Data records ▸

○ ○ ○ ○ ○

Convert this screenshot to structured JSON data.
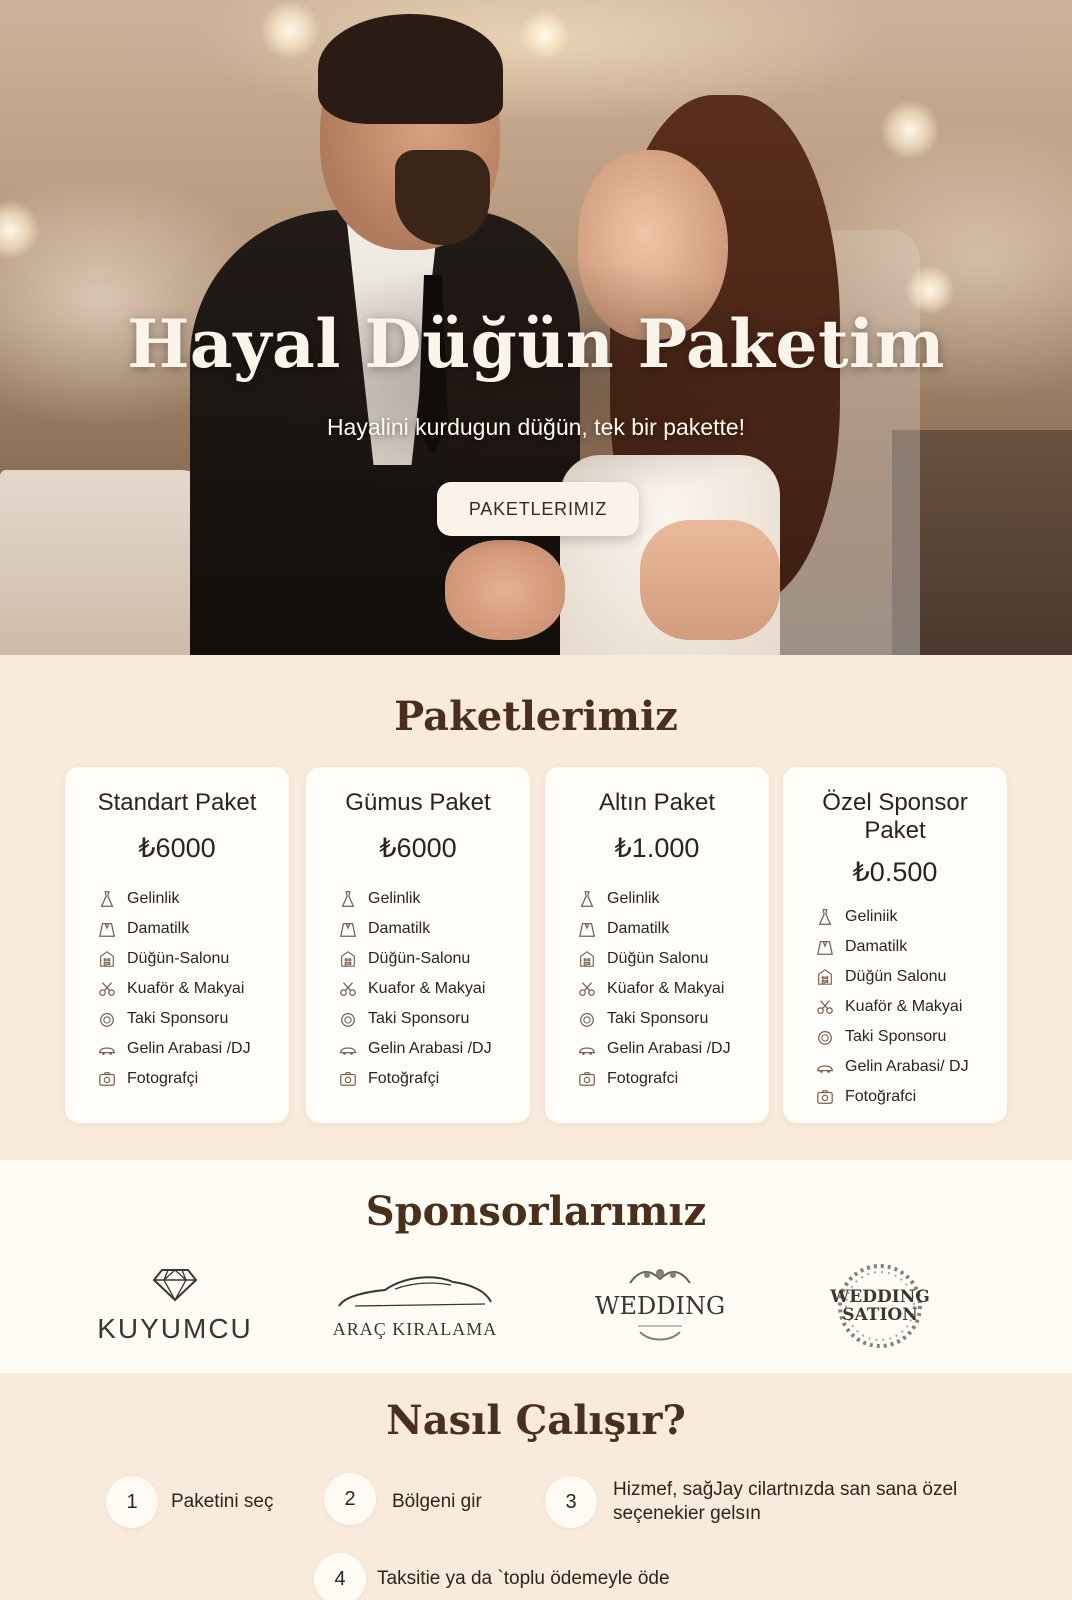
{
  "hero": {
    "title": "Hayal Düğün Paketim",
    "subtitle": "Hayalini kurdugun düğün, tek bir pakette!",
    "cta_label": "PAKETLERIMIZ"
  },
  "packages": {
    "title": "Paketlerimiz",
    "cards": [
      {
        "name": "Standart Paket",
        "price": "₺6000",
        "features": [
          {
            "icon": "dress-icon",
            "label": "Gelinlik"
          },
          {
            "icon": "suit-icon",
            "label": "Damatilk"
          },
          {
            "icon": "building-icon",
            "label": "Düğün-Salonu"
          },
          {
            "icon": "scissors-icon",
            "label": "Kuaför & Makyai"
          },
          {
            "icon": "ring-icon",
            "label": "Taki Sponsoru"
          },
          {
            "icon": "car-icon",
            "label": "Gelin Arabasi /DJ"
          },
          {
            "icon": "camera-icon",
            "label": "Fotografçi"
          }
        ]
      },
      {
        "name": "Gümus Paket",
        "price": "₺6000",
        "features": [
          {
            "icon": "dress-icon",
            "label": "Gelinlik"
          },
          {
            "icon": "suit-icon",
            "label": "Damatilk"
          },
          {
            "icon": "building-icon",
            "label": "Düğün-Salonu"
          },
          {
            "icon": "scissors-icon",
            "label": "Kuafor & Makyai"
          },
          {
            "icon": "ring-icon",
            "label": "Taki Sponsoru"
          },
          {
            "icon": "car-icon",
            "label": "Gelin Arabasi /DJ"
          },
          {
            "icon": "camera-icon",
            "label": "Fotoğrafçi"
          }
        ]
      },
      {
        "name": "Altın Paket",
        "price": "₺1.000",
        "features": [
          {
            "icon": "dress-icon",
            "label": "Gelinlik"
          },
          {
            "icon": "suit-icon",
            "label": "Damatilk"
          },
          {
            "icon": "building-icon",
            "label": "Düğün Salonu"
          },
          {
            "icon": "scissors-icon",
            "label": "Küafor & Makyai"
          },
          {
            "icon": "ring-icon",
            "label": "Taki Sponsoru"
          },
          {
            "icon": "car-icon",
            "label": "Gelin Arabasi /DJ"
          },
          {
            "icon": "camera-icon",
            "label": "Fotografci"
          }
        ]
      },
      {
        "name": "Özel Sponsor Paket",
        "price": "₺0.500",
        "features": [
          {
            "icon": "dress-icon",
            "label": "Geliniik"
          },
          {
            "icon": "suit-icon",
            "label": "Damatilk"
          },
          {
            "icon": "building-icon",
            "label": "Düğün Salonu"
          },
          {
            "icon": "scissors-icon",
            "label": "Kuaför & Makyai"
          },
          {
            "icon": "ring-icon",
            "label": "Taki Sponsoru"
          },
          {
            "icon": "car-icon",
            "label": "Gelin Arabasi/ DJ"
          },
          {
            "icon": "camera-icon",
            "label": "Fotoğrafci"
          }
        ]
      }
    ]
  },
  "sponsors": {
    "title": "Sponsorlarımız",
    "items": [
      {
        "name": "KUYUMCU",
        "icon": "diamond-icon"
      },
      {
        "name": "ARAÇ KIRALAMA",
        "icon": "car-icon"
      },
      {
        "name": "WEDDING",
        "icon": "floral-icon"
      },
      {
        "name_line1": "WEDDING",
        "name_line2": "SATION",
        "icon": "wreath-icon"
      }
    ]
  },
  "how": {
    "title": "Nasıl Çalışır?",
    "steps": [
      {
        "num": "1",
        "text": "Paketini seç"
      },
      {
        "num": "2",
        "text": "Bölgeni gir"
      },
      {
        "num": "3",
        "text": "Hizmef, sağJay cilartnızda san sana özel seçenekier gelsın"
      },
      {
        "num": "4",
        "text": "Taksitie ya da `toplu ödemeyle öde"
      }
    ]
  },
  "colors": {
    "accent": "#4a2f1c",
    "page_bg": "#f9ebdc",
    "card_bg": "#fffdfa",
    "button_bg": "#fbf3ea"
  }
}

○ ○ ○ ○ ○

What to work on ▸ Make an exact copy of every record, pictures excluded.

Solved exercise ▸
Convert this screenshot to structured JSON data.
{
  "hero": {
    "title": "Hayal Düğün Paketim",
    "subtitle": "Hayalini kurdugun düğün, tek bir pakette!",
    "cta_label": "PAKETLERIMIZ"
  },
  "packages": {
    "title": "Paketlerimiz",
    "cards": [
      {
        "name": "Standart Paket",
        "price": "₺6000",
        "features": [
          {
            "icon": "dress-icon",
            "label": "Gelinlik"
          },
          {
            "icon": "suit-icon",
            "label": "Damatilk"
          },
          {
            "icon": "building-icon",
            "label": "Düğün-Salonu"
          },
          {
            "icon": "scissors-icon",
            "label": "Kuaför & Makyai"
          },
          {
            "icon": "ring-icon",
            "label": "Taki Sponsoru"
          },
          {
            "icon": "car-icon",
            "label": "Gelin Arabasi /DJ"
          },
          {
            "icon": "camera-icon",
            "label": "Fotografçi"
          }
        ]
      },
      {
        "name": "Gümus Paket",
        "price": "₺6000",
        "features": [
          {
            "icon": "dress-icon",
            "label": "Gelinlik"
          },
          {
            "icon": "suit-icon",
            "label": "Damatilk"
          },
          {
            "icon": "building-icon",
            "label": "Düğün-Salonu"
          },
          {
            "icon": "scissors-icon",
            "label": "Kuafor & Makyai"
          },
          {
            "icon": "ring-icon",
            "label": "Taki Sponsoru"
          },
          {
            "icon": "car-icon",
            "label": "Gelin Arabasi /DJ"
          },
          {
            "icon": "camera-icon",
            "label": "Fotoğrafçi"
          }
        ]
      },
      {
        "name": "Altın Paket",
        "price": "₺1.000",
        "features": [
          {
            "icon": "dress-icon",
            "label": "Gelinlik"
          },
          {
            "icon": "suit-icon",
            "label": "Damatilk"
          },
          {
            "icon": "building-icon",
            "label": "Düğün Salonu"
          },
          {
            "icon": "scissors-icon",
            "label": "Küafor & Makyai"
          },
          {
            "icon": "ring-icon",
            "label": "Taki Sponsoru"
          },
          {
            "icon": "car-icon",
            "label": "Gelin Arabasi /DJ"
          },
          {
            "icon": "camera-icon",
            "label": "Fotografci"
          }
        ]
      },
      {
        "name": "Özel Sponsor Paket",
        "price": "₺0.500",
        "features": [
          {
            "icon": "dress-icon",
            "label": "Geliniik"
          },
          {
            "icon": "suit-icon",
            "label": "Damatilk"
          },
          {
            "icon": "building-icon",
            "label": "Düğün Salonu"
          },
          {
            "icon": "scissors-icon",
            "label": "Kuaför & Makyai"
          },
          {
            "icon": "ring-icon",
            "label": "Taki Sponsoru"
          },
          {
            "icon": "car-icon",
            "label": "Gelin Arabasi/ DJ"
          },
          {
            "icon": "camera-icon",
            "label": "Fotoğrafci"
          }
        ]
      }
    ]
  },
  "sponsors": {
    "title": "Sponsorlarımız",
    "items": [
      {
        "name": "KUYUMCU",
        "icon": "diamond-icon"
      },
      {
        "name": "ARAÇ KIRALAMA",
        "icon": "car-icon"
      },
      {
        "name": "WEDDING",
        "icon": "floral-icon"
      },
      {
        "name_line1": "WEDDING",
        "name_line2": "SATION",
        "icon": "wreath-icon"
      }
    ]
  },
  "how": {
    "title": "Nasıl Çalışır?",
    "steps": [
      {
        "num": "1",
        "text": "Paketini seç"
      },
      {
        "num": "2",
        "text": "Bölgeni gir"
      },
      {
        "num": "3",
        "text": "Hizmef, sağJay cilartnızda san sana özel seçenekier gelsın"
      },
      {
        "num": "4",
        "text": "Taksitie ya da `toplu ödemeyle öde"
      }
    ]
  },
  "colors": {
    "accent": "#4a2f1c",
    "page_bg": "#f9ebdc",
    "card_bg": "#fffdfa",
    "button_bg": "#fbf3ea"
  }
}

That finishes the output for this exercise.